Selected text:
Peacock Stage, Abbey Theatre, September 8th-16th, 9pm
Writer Simon Doyle takes on Shakespeare's already woozy and wacky play The Tempest as an hallucinatory jaunt off the coast of west Kerry. Here, Prospero is finally serious about relinquishing his powers, the sylphan Ariel is out of the job, the surly Caliban is dangerously idle and Miranda, Prospero's daughter, is a teenager without supervision, stuck on an island. Maeve Stone directs the piece as a modern mash-up of classic theatre, smart updating, and a fiercely female focus.

Dummy

Peacock Stage, Abbey Theatre, September 9th-16th, 6.30pm (Sat mat 3.15pm)
Peter Dunne, the writer of previous Fringe shows Broadening and Inhabitance, returns with a new dark comedy about putting words in somebody's mouth. When Dolly, the daughter of a famous ventriloquist, has a meltdown on live children's television, she returns to the family home with her own inanimate companion, to live with her brother, a burnt out former star, with his own dummy. In a production from new company Morb, this family clearly needs to talk, but their demented lap-top mediators don't make it easy.

Efficacy 84

Smock Alley Theatre, September 20th-23rd, 7pm (Sat mat 1.30pm)

Assigned task A: Translate this sentence from the theater listings into Spanish: "Maeve Stone directs the piece as a modern mash-up of classic theatre, smart updating, and a fiercely female focus."
Assigned task B: Carry the theater listings on from where they stop.

Entries shown:
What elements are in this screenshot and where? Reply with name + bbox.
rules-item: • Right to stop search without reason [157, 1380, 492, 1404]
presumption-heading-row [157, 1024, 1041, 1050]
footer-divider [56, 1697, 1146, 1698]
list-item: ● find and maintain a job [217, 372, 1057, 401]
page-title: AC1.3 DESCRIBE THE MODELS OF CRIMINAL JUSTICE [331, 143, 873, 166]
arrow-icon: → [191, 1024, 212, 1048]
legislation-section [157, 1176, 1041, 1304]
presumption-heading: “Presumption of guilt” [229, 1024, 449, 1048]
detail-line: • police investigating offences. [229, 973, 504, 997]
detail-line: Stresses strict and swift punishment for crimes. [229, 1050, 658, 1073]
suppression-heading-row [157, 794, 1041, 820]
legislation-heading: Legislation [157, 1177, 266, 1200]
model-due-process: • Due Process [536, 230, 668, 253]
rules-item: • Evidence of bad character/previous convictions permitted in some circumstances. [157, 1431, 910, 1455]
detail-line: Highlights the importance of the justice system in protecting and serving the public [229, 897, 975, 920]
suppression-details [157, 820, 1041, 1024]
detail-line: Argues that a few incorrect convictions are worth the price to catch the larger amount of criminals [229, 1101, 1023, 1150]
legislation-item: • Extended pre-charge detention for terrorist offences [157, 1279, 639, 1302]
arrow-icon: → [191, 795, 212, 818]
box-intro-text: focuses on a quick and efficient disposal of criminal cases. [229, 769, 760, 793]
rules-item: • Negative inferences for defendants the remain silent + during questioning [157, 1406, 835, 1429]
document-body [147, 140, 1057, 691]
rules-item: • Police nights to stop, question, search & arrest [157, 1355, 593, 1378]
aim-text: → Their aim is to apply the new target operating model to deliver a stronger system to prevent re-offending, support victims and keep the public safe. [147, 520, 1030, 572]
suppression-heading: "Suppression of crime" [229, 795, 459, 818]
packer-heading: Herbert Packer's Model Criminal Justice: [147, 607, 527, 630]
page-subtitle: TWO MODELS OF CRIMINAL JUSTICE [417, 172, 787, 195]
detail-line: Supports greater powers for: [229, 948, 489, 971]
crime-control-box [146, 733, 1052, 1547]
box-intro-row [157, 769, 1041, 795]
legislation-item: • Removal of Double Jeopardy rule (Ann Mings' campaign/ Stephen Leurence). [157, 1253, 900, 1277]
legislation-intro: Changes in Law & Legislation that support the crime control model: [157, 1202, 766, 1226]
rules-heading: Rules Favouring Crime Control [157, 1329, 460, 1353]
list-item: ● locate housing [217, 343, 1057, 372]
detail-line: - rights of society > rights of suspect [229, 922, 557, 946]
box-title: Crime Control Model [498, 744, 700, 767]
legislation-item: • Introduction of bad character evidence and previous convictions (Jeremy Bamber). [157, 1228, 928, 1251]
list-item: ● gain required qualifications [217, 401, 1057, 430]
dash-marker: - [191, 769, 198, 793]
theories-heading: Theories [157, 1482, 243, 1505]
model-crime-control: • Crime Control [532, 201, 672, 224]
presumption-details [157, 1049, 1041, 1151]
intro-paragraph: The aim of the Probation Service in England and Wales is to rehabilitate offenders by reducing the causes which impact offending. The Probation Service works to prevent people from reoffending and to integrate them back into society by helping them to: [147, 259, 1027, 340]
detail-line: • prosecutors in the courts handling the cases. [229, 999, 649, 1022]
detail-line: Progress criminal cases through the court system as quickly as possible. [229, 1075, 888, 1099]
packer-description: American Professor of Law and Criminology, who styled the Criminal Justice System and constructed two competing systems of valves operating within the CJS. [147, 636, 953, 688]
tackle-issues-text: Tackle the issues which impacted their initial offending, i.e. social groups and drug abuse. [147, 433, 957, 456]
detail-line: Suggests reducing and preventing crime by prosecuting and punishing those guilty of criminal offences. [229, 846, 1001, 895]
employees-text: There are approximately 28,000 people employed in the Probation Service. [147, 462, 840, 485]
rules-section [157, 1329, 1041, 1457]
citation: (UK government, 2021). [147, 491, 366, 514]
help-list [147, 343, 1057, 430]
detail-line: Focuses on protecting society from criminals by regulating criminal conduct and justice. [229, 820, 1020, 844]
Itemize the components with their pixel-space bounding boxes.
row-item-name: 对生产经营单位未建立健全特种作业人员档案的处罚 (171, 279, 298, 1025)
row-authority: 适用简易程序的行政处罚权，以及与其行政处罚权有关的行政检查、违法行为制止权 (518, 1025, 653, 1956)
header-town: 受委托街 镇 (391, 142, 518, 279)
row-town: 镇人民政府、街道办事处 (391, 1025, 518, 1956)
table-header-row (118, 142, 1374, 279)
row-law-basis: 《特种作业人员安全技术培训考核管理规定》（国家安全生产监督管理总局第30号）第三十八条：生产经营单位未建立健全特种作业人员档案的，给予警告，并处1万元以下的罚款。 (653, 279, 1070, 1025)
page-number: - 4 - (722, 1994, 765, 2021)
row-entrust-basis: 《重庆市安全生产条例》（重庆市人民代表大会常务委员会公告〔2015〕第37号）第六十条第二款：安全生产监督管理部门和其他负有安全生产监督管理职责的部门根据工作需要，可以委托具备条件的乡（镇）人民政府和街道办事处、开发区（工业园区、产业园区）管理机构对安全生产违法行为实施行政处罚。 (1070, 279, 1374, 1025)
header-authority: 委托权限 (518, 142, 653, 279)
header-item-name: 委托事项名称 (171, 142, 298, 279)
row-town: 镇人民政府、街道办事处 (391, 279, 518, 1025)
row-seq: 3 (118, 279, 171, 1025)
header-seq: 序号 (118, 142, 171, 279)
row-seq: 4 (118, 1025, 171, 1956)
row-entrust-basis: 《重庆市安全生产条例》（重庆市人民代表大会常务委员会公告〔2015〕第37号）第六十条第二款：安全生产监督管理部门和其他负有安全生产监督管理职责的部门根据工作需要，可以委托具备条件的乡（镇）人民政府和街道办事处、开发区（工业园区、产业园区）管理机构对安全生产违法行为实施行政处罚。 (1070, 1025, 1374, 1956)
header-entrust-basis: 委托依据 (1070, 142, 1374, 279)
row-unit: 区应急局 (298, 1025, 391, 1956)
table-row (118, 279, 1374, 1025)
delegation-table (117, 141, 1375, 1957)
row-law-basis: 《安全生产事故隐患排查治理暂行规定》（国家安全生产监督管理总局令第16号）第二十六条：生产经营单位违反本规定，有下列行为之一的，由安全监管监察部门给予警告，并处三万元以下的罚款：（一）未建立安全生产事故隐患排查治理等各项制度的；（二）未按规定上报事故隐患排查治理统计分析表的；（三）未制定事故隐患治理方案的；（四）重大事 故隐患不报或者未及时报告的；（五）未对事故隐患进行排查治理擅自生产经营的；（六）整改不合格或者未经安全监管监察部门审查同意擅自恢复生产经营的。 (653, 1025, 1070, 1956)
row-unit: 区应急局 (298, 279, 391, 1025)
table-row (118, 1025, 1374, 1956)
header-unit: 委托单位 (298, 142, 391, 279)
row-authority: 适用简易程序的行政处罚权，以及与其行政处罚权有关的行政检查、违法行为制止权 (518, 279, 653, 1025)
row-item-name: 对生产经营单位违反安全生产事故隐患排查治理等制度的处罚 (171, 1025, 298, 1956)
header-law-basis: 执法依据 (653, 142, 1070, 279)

Response A: Maeve Stone dirige la obra como una mezcla moderna de teatro clásico, actualización ingeniosa y un enfoque ferozmente femenino.

Response B:
Inspired by the awful Kerry babies case of the 1980s, in which a young woman was charged – and acquitted – for the murder of two babies found on a beach and buried on the family farm, director Luke Casserly leads a devised performance in which a group of young theatre-makers try to make sense of its tangled mystery with continuing reverberations for justice, body autonomy, and the treatment of unmarried mothers in Ireland.

FFFFFFFMILK

Smock Alley Theatre, September 15th-17th, 6.45pm
For those in need of some alternative escapist conceptual experimental absurdist nostalgic comedy scream therapy theatre, look no further. And for those not in need, do go anyway. Paul Currie's breathless hour of fun, interaction and arch introspection is aimed squarely at anybody disenchanted with adulthood, still ready to play. Through it all, Currie will drop hints about the worries of the world – caring for a parent with Alzheimer's, managing a lifelong depression – while still making room for games, joyful call and response and ludic carry-on. The title is pronounced just as it's spelled.

Murder Town

The New Theatre, September 11th-16th, 6.30pm
You may have seen the American comedian Erin McGathy on the sublime TV comedy Community or the part-charming, part-harrowing documentary Harmontown, about its creator (and McGathy's ex), Dan Harmon. Fresh from a stint in Edinburgh, her one-person, multiple role-play performance is a murder mystery comedy set in California wine-country. Expect a taste of kook-noir.

Deadline!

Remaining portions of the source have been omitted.